> [TASK]
Restate all the material verbatim, except for the pictures.

> [DATASET EXTRACT]

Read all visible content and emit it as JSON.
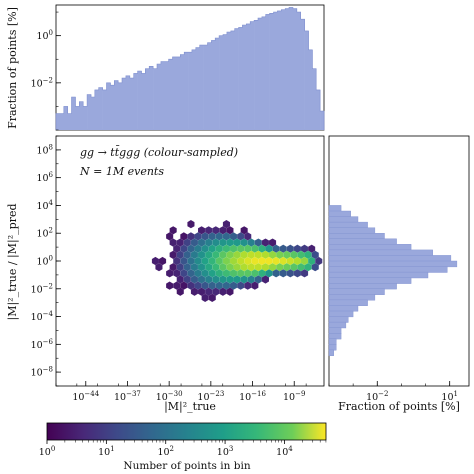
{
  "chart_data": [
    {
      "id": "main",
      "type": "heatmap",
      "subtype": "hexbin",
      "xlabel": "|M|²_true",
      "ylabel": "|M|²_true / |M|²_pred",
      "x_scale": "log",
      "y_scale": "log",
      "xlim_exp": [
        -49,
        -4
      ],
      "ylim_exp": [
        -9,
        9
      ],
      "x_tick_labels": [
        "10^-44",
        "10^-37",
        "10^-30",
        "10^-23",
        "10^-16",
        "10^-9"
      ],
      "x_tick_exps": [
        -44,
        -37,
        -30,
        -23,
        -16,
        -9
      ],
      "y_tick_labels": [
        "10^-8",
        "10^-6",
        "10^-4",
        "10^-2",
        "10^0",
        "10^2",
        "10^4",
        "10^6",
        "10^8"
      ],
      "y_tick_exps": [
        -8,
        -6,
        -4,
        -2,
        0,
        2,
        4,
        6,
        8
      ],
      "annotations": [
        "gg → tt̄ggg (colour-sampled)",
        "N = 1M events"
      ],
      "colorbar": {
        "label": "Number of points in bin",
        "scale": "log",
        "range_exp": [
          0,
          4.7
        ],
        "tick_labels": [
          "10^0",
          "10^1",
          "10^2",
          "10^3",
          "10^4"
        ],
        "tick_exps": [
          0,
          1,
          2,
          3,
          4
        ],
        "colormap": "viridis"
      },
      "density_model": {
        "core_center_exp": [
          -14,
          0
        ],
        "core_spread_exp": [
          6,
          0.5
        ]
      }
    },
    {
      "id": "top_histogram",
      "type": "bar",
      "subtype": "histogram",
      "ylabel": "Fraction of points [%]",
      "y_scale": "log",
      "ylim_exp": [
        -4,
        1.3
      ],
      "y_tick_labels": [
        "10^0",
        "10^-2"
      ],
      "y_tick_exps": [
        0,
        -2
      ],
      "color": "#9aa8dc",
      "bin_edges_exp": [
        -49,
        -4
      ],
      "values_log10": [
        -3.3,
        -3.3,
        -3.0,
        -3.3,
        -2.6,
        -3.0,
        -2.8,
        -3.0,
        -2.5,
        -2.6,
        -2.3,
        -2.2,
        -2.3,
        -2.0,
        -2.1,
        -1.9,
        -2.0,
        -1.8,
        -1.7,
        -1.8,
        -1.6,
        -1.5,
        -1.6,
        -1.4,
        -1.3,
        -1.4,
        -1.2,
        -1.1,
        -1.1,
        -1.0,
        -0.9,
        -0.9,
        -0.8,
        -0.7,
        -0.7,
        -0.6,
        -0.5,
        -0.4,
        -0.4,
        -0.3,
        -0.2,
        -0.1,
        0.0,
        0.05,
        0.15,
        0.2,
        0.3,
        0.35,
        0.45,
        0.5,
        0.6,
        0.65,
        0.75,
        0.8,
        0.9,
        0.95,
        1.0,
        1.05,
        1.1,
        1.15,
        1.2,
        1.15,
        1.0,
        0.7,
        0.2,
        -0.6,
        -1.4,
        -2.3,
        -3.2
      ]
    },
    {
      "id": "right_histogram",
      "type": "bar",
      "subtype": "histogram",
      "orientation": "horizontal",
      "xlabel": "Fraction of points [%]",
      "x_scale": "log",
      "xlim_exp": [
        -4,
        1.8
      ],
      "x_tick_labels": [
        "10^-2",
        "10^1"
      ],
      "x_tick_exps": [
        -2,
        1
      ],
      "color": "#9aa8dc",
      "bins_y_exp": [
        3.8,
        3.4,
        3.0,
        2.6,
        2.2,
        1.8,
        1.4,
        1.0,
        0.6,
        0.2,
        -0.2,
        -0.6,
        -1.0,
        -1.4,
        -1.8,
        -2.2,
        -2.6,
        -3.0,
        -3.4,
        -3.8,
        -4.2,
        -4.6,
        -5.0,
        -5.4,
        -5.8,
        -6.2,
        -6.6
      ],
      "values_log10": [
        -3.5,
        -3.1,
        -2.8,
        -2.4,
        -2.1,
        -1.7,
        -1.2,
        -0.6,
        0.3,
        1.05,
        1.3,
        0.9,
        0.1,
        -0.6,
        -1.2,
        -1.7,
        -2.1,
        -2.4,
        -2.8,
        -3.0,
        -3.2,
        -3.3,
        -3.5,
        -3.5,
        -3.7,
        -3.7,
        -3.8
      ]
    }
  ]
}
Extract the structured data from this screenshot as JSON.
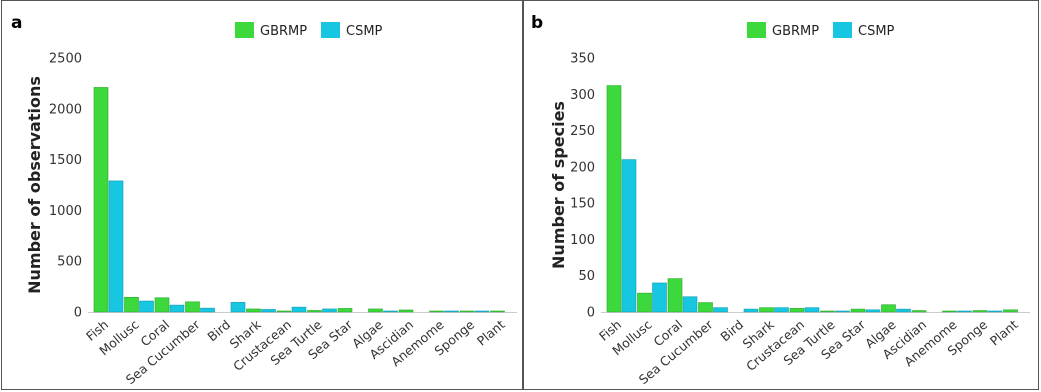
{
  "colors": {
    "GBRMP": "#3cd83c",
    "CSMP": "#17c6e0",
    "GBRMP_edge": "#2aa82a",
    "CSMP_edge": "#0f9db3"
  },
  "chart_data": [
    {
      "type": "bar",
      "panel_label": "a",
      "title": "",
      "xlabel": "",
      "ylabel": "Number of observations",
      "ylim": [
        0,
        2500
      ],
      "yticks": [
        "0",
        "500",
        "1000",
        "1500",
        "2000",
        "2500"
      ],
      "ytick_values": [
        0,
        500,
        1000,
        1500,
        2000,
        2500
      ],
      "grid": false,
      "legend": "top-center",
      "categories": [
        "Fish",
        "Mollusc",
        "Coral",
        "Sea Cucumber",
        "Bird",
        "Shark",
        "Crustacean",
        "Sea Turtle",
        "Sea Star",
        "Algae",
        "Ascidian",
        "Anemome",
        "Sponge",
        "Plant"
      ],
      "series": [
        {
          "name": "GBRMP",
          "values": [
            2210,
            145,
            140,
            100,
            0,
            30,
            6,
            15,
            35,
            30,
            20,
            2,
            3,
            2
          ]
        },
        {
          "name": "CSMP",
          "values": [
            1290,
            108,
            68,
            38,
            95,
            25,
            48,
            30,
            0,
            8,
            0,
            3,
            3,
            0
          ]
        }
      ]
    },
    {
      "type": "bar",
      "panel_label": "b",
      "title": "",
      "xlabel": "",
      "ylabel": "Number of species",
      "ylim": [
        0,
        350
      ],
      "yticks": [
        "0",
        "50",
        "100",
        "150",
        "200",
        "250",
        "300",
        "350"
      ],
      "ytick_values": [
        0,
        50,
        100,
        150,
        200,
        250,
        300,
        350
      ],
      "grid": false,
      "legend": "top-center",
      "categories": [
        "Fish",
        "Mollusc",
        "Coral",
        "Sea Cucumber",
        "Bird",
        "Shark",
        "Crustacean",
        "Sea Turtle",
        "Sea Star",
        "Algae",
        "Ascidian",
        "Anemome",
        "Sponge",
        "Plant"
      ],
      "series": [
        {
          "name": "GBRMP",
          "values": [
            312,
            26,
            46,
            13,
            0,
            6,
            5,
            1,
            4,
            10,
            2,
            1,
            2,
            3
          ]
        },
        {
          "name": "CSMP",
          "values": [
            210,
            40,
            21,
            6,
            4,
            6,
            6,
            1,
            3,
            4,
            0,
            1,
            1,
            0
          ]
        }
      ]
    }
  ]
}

> [THE SOLUTION]
Read all visible content and emit it as JSON.
{
  "chart_data": [
    {
      "id": "main",
      "type": "heatmap",
      "subtype": "hexbin",
      "xlabel": "|M|²_true",
      "ylabel": "|M|²_true / |M|²_pred",
      "x_scale": "log",
      "y_scale": "log",
      "xlim_exp": [
        -49,
        -4
      ],
      "ylim_exp": [
        -9,
        9
      ],
      "x_tick_labels": [
        "10^-44",
        "10^-37",
        "10^-30",
        "10^-23",
        "10^-16",
        "10^-9"
      ],
      "x_tick_exps": [
        -44,
        -37,
        -30,
        -23,
        -16,
        -9
      ],
      "y_tick_labels": [
        "10^-8",
        "10^-6",
        "10^-4",
        "10^-2",
        "10^0",
        "10^2",
        "10^4",
        "10^6",
        "10^8"
      ],
      "y_tick_exps": [
        -8,
        -6,
        -4,
        -2,
        0,
        2,
        4,
        6,
        8
      ],
      "annotations": [
        "gg → tt̄ggg (colour-sampled)",
        "N = 1M events"
      ],
      "colorbar": {
        "label": "Number of points in bin",
        "scale": "log",
        "range_exp": [
          0,
          4.7
        ],
        "tick_labels": [
          "10^0",
          "10^1",
          "10^2",
          "10^3",
          "10^4"
        ],
        "tick_exps": [
          0,
          1,
          2,
          3,
          4
        ],
        "colormap": "viridis"
      },
      "density_model": {
        "core_center_exp": [
          -14,
          0
        ],
        "core_spread_exp": [
          6,
          0.5
        ]
      }
    },
    {
      "id": "top_histogram",
      "type": "bar",
      "subtype": "histogram",
      "ylabel": "Fraction of points [%]",
      "y_scale": "log",
      "ylim_exp": [
        -4,
        1.3
      ],
      "y_tick_labels": [
        "10^0",
        "10^-2"
      ],
      "y_tick_exps": [
        0,
        -2
      ],
      "color": "#9aa8dc",
      "bin_edges_exp": [
        -49,
        -4
      ],
      "values_log10": [
        -3.3,
        -3.3,
        -3.0,
        -3.3,
        -2.6,
        -3.0,
        -2.8,
        -3.0,
        -2.5,
        -2.6,
        -2.3,
        -2.2,
        -2.3,
        -2.0,
        -2.1,
        -1.9,
        -2.0,
        -1.8,
        -1.7,
        -1.8,
        -1.6,
        -1.5,
        -1.6,
        -1.4,
        -1.3,
        -1.4,
        -1.2,
        -1.1,
        -1.1,
        -1.0,
        -0.9,
        -0.9,
        -0.8,
        -0.7,
        -0.7,
        -0.6,
        -0.5,
        -0.4,
        -0.4,
        -0.3,
        -0.2,
        -0.1,
        0.0,
        0.05,
        0.15,
        0.2,
        0.3,
        0.35,
        0.45,
        0.5,
        0.6,
        0.65,
        0.75,
        0.8,
        0.9,
        0.95,
        1.0,
        1.05,
        1.1,
        1.15,
        1.2,
        1.15,
        1.0,
        0.7,
        0.2,
        -0.6,
        -1.4,
        -2.3,
        -3.2
      ]
    },
    {
      "id": "right_histogram",
      "type": "bar",
      "subtype": "histogram",
      "orientation": "horizontal",
      "xlabel": "Fraction of points [%]",
      "x_scale": "log",
      "xlim_exp": [
        -4,
        1.8
      ],
      "x_tick_labels": [
        "10^-2",
        "10^1"
      ],
      "x_tick_exps": [
        -2,
        1
      ],
      "color": "#9aa8dc",
      "bins_y_exp": [
        3.8,
        3.4,
        3.0,
        2.6,
        2.2,
        1.8,
        1.4,
        1.0,
        0.6,
        0.2,
        -0.2,
        -0.6,
        -1.0,
        -1.4,
        -1.8,
        -2.2,
        -2.6,
        -3.0,
        -3.4,
        -3.8,
        -4.2,
        -4.6,
        -5.0,
        -5.4,
        -5.8,
        -6.2,
        -6.6
      ],
      "values_log10": [
        -3.5,
        -3.1,
        -2.8,
        -2.4,
        -2.1,
        -1.7,
        -1.2,
        -0.6,
        0.3,
        1.05,
        1.3,
        0.9,
        0.1,
        -0.6,
        -1.2,
        -1.7,
        -2.1,
        -2.4,
        -2.8,
        -3.0,
        -3.2,
        -3.3,
        -3.5,
        -3.5,
        -3.7,
        -3.7,
        -3.8
      ]
    }
  ]
}
Extract the structured data from this screenshot as JSON.
{
  "colors": {
    "GBRMP": "#3cd83c",
    "CSMP": "#17c6e0",
    "GBRMP_edge": "#2aa82a",
    "CSMP_edge": "#0f9db3"
  },
  "chart_data": [
    {
      "type": "bar",
      "panel_label": "a",
      "title": "",
      "xlabel": "",
      "ylabel": "Number of observations",
      "ylim": [
        0,
        2500
      ],
      "yticks": [
        "0",
        "500",
        "1000",
        "1500",
        "2000",
        "2500"
      ],
      "ytick_values": [
        0,
        500,
        1000,
        1500,
        2000,
        2500
      ],
      "grid": false,
      "legend": "top-center",
      "categories": [
        "Fish",
        "Mollusc",
        "Coral",
        "Sea Cucumber",
        "Bird",
        "Shark",
        "Crustacean",
        "Sea Turtle",
        "Sea Star",
        "Algae",
        "Ascidian",
        "Anemome",
        "Sponge",
        "Plant"
      ],
      "series": [
        {
          "name": "GBRMP",
          "values": [
            2210,
            145,
            140,
            100,
            0,
            30,
            6,
            15,
            35,
            30,
            20,
            2,
            3,
            2
          ]
        },
        {
          "name": "CSMP",
          "values": [
            1290,
            108,
            68,
            38,
            95,
            25,
            48,
            30,
            0,
            8,
            0,
            3,
            3,
            0
          ]
        }
      ]
    },
    {
      "type": "bar",
      "panel_label": "b",
      "title": "",
      "xlabel": "",
      "ylabel": "Number of species",
      "ylim": [
        0,
        350
      ],
      "yticks": [
        "0",
        "50",
        "100",
        "150",
        "200",
        "250",
        "300",
        "350"
      ],
      "ytick_values": [
        0,
        50,
        100,
        150,
        200,
        250,
        300,
        350
      ],
      "grid": false,
      "legend": "top-center",
      "categories": [
        "Fish",
        "Mollusc",
        "Coral",
        "Sea Cucumber",
        "Bird",
        "Shark",
        "Crustacean",
        "Sea Turtle",
        "Sea Star",
        "Algae",
        "Ascidian",
        "Anemome",
        "Sponge",
        "Plant"
      ],
      "series": [
        {
          "name": "GBRMP",
          "values": [
            312,
            26,
            46,
            13,
            0,
            6,
            5,
            1,
            4,
            10,
            2,
            1,
            2,
            3
          ]
        },
        {
          "name": "CSMP",
          "values": [
            210,
            40,
            21,
            6,
            4,
            6,
            6,
            1,
            3,
            4,
            0,
            1,
            1,
            0
          ]
        }
      ]
    }
  ]
}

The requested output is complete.